Problem details: Copy whichever lines contain the string "Démarreur".

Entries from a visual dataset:
════════
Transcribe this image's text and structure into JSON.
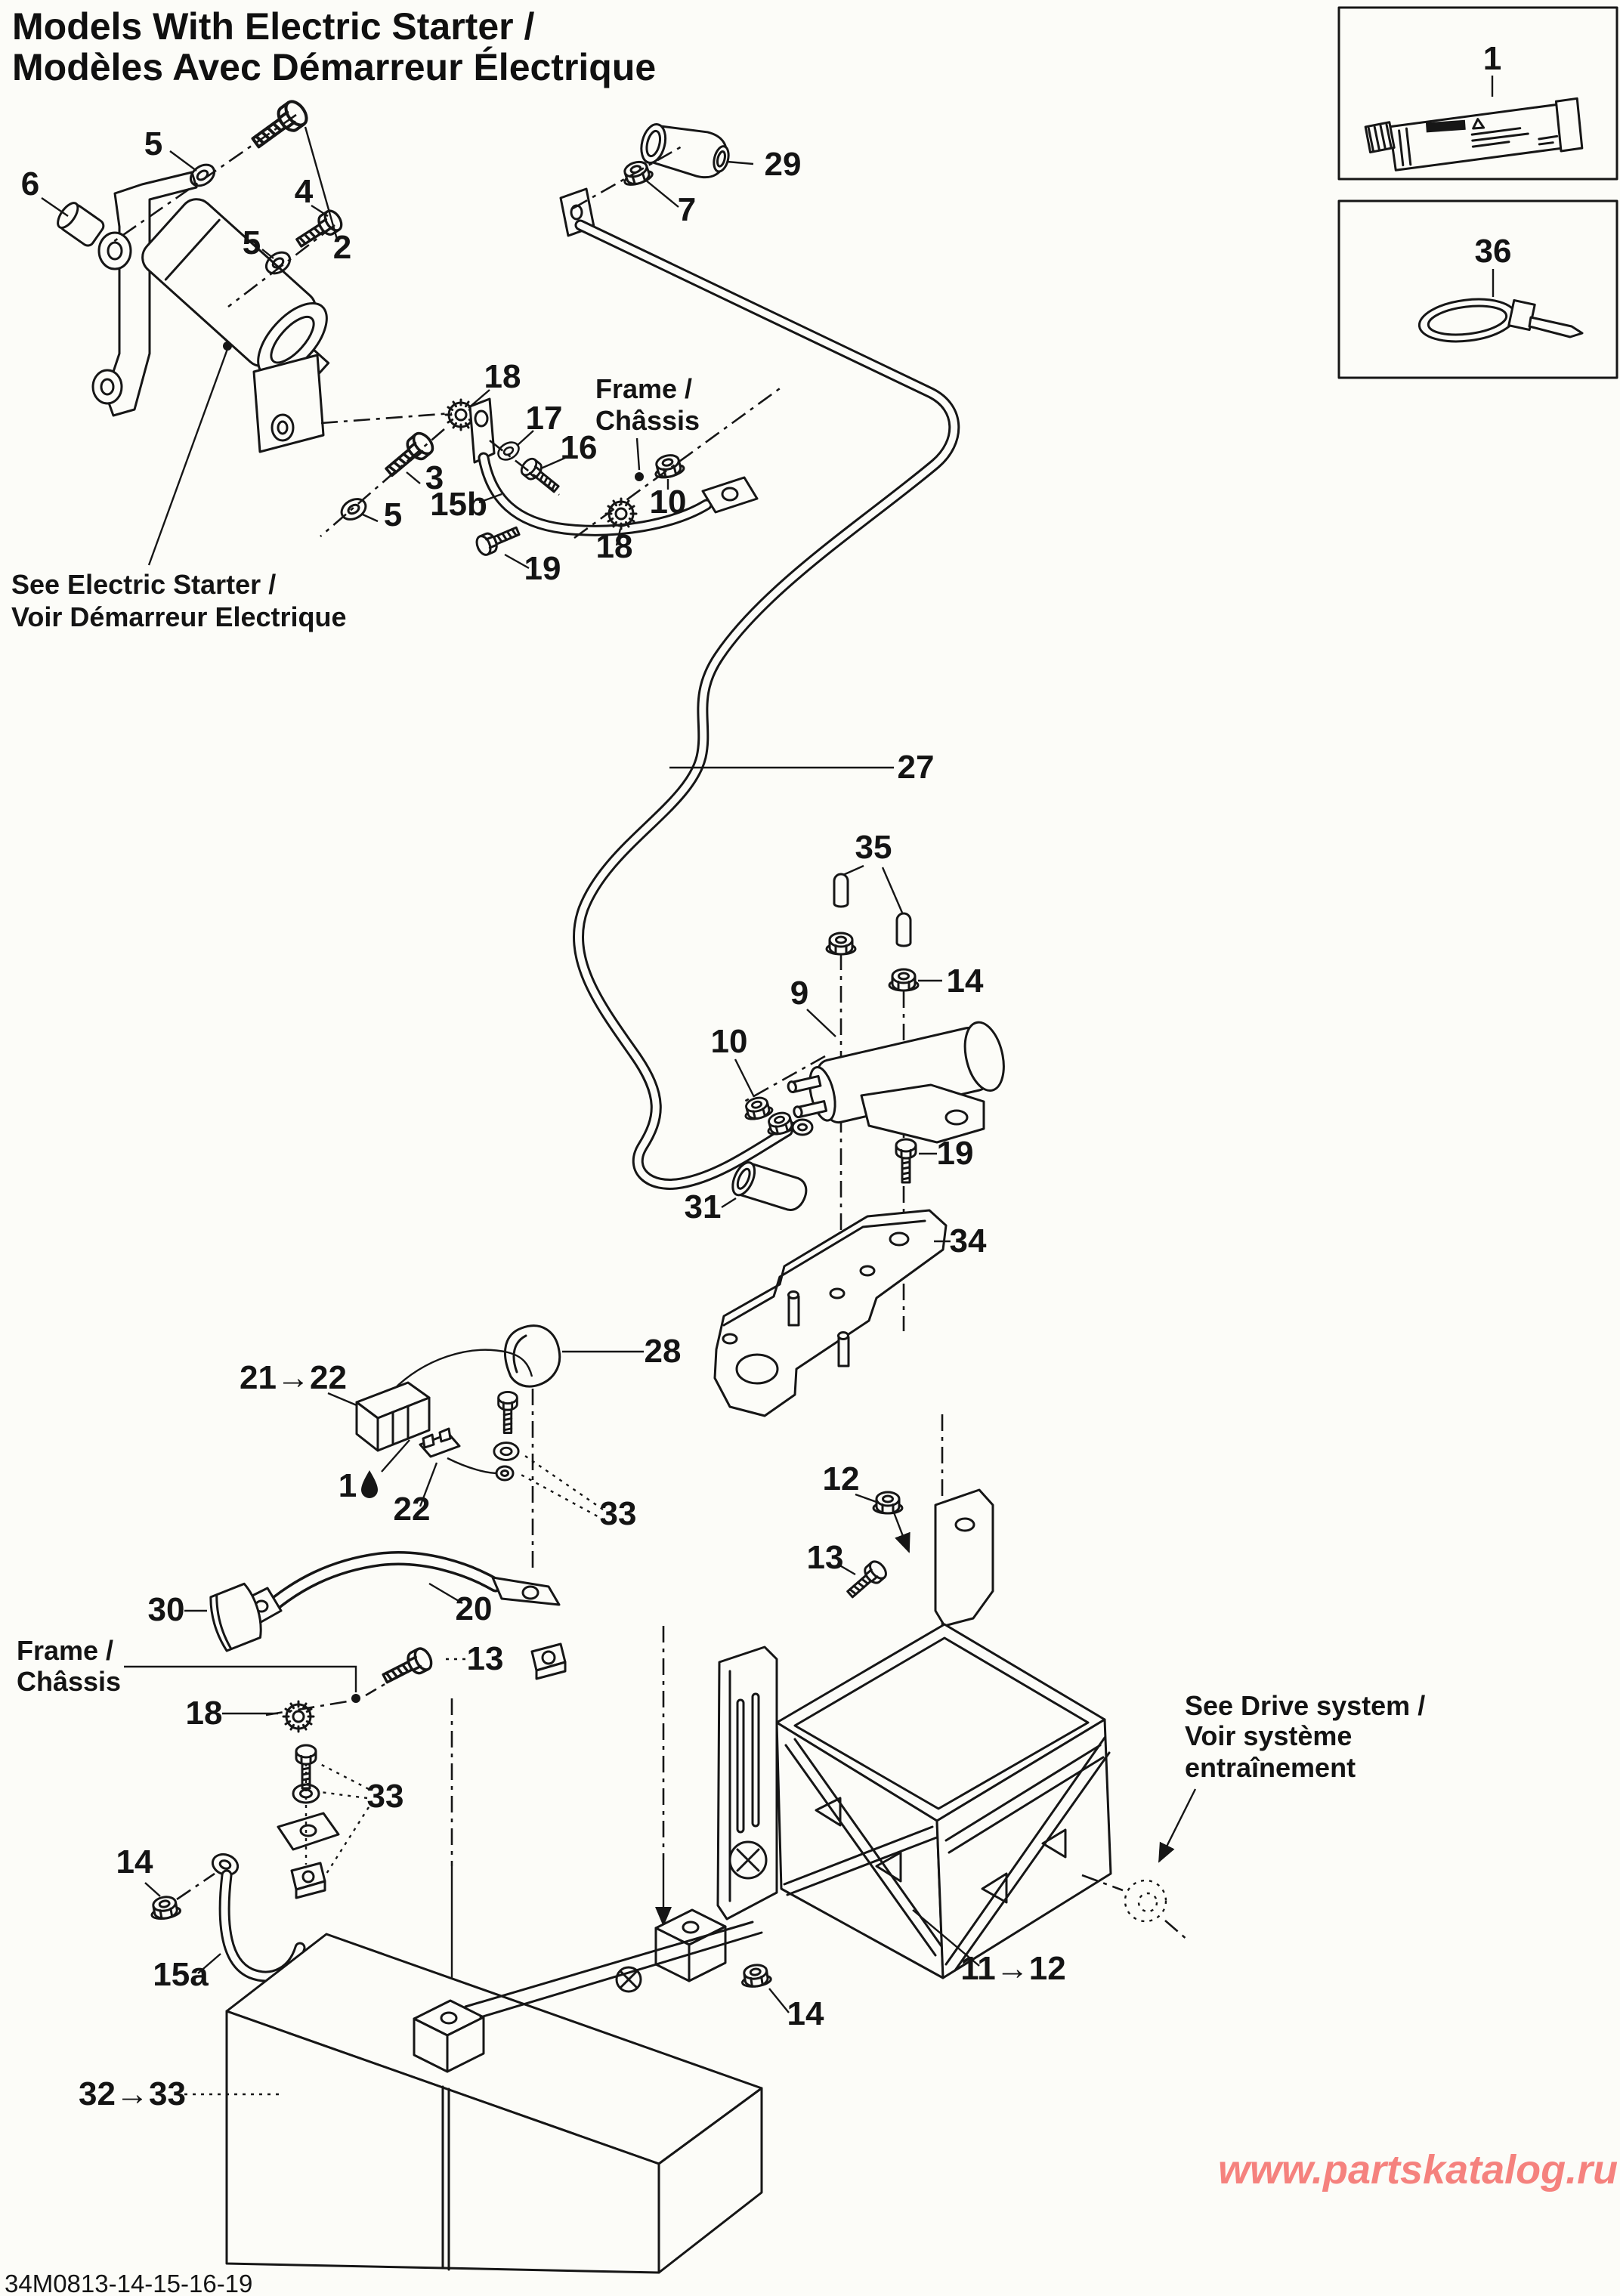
{
  "title": {
    "line1": "Models With Electric Starter /",
    "line2": "Modèles Avec Démarreur Électrique"
  },
  "notes": {
    "electric_starter_line1": "See Electric Starter /",
    "electric_starter_line2": "Voir Démarreur Electrique",
    "frame_top_line1": "Frame /",
    "frame_top_line2": "Châssis",
    "frame_bottom_line1": "Frame /",
    "frame_bottom_line2": "Châssis",
    "drive_line1": "See Drive system /",
    "drive_line2": "Voir système",
    "drive_line3": "entraînement"
  },
  "inset_parts": {
    "sealant_label": "1",
    "cable_tie_label": "36"
  },
  "callouts": [
    {
      "id": "5a",
      "label": "5"
    },
    {
      "id": "2",
      "label": "2"
    },
    {
      "id": "6",
      "label": "6"
    },
    {
      "id": "4",
      "label": "4"
    },
    {
      "id": "5b",
      "label": "5"
    },
    {
      "id": "29",
      "label": "29"
    },
    {
      "id": "7",
      "label": "7"
    },
    {
      "id": "18a",
      "label": "18"
    },
    {
      "id": "17",
      "label": "17"
    },
    {
      "id": "16",
      "label": "16"
    },
    {
      "id": "10a",
      "label": "10"
    },
    {
      "id": "3",
      "label": "3"
    },
    {
      "id": "15b",
      "label": "15b"
    },
    {
      "id": "5c",
      "label": "5"
    },
    {
      "id": "18b",
      "label": "18"
    },
    {
      "id": "19a",
      "label": "19"
    },
    {
      "id": "27",
      "label": "27"
    },
    {
      "id": "35",
      "label": "35"
    },
    {
      "id": "14a",
      "label": "14"
    },
    {
      "id": "9",
      "label": "9"
    },
    {
      "id": "10b",
      "label": "10"
    },
    {
      "id": "31",
      "label": "31"
    },
    {
      "id": "19b",
      "label": "19"
    },
    {
      "id": "34",
      "label": "34"
    },
    {
      "id": "28",
      "label": "28"
    },
    {
      "id": "21-22",
      "label": "21→22"
    },
    {
      "id": "1",
      "label": "1"
    },
    {
      "id": "22",
      "label": "22"
    },
    {
      "id": "33a",
      "label": "33"
    },
    {
      "id": "12",
      "label": "12"
    },
    {
      "id": "30",
      "label": "30"
    },
    {
      "id": "20",
      "label": "20"
    },
    {
      "id": "13a",
      "label": "13"
    },
    {
      "id": "13b",
      "label": "13"
    },
    {
      "id": "18c",
      "label": "18"
    },
    {
      "id": "33b",
      "label": "33"
    },
    {
      "id": "14b",
      "label": "14"
    },
    {
      "id": "15a",
      "label": "15a"
    },
    {
      "id": "11-12",
      "label": "11→12"
    },
    {
      "id": "14c",
      "label": "14"
    },
    {
      "id": "32-33",
      "label": "32→33"
    }
  ],
  "footer": {
    "drawing_code": "34M0813-14-15-16-19"
  },
  "watermark": {
    "text": "www.partskatalog.ru",
    "color": "#f5827e"
  }
}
════════
Solution below:
    "line2": "Modèles Avec Démarreur Électrique"
    "electric_starter_line2": "Voir Démarreur Electrique",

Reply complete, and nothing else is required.